DIRECTIONS FOR THIS TASK » Reproduce every entry below precisely. Pictures are excluded from the copy.

EXTRACTED DATA »
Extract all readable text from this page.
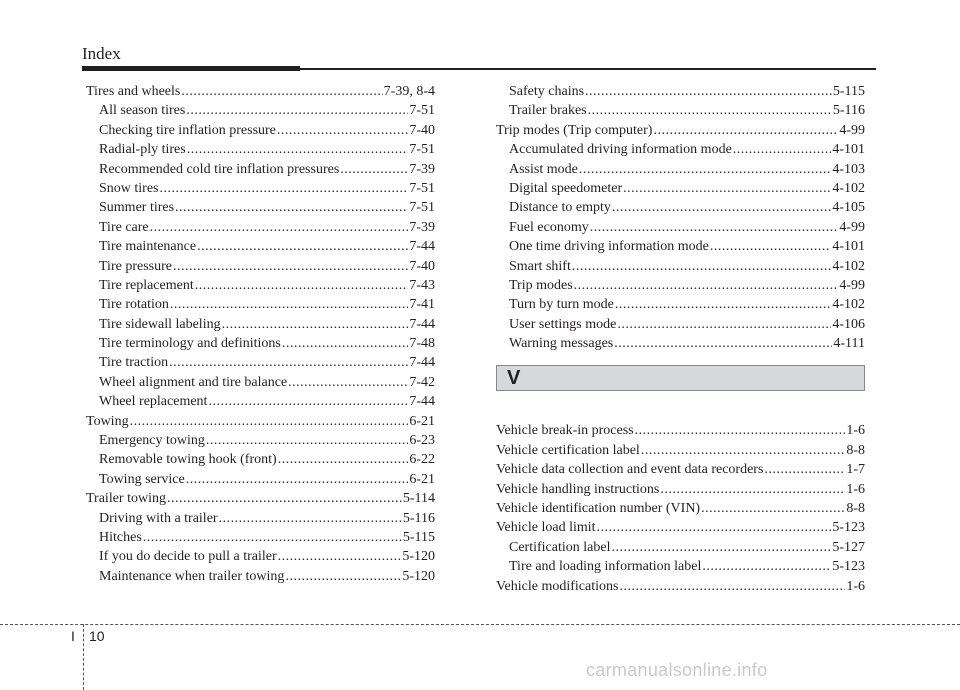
Index
Tires and wheels .....	7-39, 8-4
All season tires .....	7-51
Checking tire inflation pressure .....	7-40
Radial-ply tires .....	7-51
Recommended cold tire inflation pressures .....	7-39
Snow tires .....	7-51
Summer tires .....	7-51
Tire care .....	7-39
Tire maintenance .....	7-44
Tire pressure .....	7-40
Tire replacement .....	7-43
Tire rotation .....	7-41
Tire sidewall labeling .....	7-44
Tire terminology and definitions .....	7-48
Tire traction .....	7-44
Wheel alignment and tire balance .....	7-42
Wheel replacement .....	7-44
Towing .....	6-21
Emergency towing .....	6-23
Removable towing hook (front) .....	6-22
Towing service .....	6-21
Trailer towing .....	5-114
Driving with a trailer .....	5-116
Hitches .....	5-115
If you do decide to pull a trailer .....	5-120
Maintenance when trailer towing .....	5-120
Safety chains .....	5-115
Trailer brakes .....	5-116
Trip modes (Trip computer) .....	4-99
Accumulated driving information mode .....	4-101
Assist mode .....	4-103
Digital speedometer .....	4-102
Distance to empty .....	4-105
Fuel economy .....	4-99
One time driving information mode .....	4-101
Smart shift .....	4-102
Trip modes .....	4-99
Turn by turn mode .....	4-102
User settings mode .....	4-106
Warning messages .....	4-111
V
Vehicle break-in process .....	1-6
Vehicle certification label .....	8-8
Vehicle data collection and event data recorders .....	1-7
Vehicle handling instructions .....	1-6
Vehicle identification number (VIN) .....	8-8
Vehicle load limit .....	5-123
Certification label .....	5-127
Tire and loading information label .....	5-123
Vehicle modifications .....	1-6
I 10
carmanualsonline.info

SOLUTION TO THIS EXERCISE »
Extract all readable text from this page.
Index
Tires and wheels .....	7-39, 8-4
All season tires .....	7-51
Checking tire inflation pressure .....	7-40
Radial-ply tires .....	7-51
Recommended cold tire inflation pressures .....	7-39
Snow tires .....	7-51
Summer tires .....	7-51
Tire care .....	7-39
Tire maintenance .....	7-44
Tire pressure .....	7-40
Tire replacement .....	7-43
Tire rotation .....	7-41
Tire sidewall labeling .....	7-44
Tire terminology and definitions .....	7-48
Tire traction .....	7-44
Wheel alignment and tire balance .....	7-42
Wheel replacement .....	7-44
Towing .....	6-21
Emergency towing .....	6-23
Removable towing hook (front) .....	6-22
Towing service .....	6-21
Trailer towing .....	5-114
Driving with a trailer .....	5-116
Hitches .....	5-115
If you do decide to pull a trailer .....	5-120
Maintenance when trailer towing .....	5-120
Safety chains .....	5-115
Trailer brakes .....	5-116
Trip modes (Trip computer) .....	4-99
Accumulated driving information mode .....	4-101
Assist mode .....	4-103
Digital speedometer .....	4-102
Distance to empty .....	4-105
Fuel economy .....	4-99
One time driving information mode .....	4-101
Smart shift .....	4-102
Trip modes .....	4-99
Turn by turn mode .....	4-102
User settings mode .....	4-106
Warning messages .....	4-111
V
Vehicle break-in process .....	1-6
Vehicle certification label .....	8-8
Vehicle data collection and event data recorders .....	1-7
Vehicle handling instructions .....	1-6
Vehicle identification number (VIN) .....	8-8
Vehicle load limit .....	5-123
Certification label .....	5-127
Tire and loading information label .....	5-123
Vehicle modifications .....	1-6
I 10
carmanualsonline.info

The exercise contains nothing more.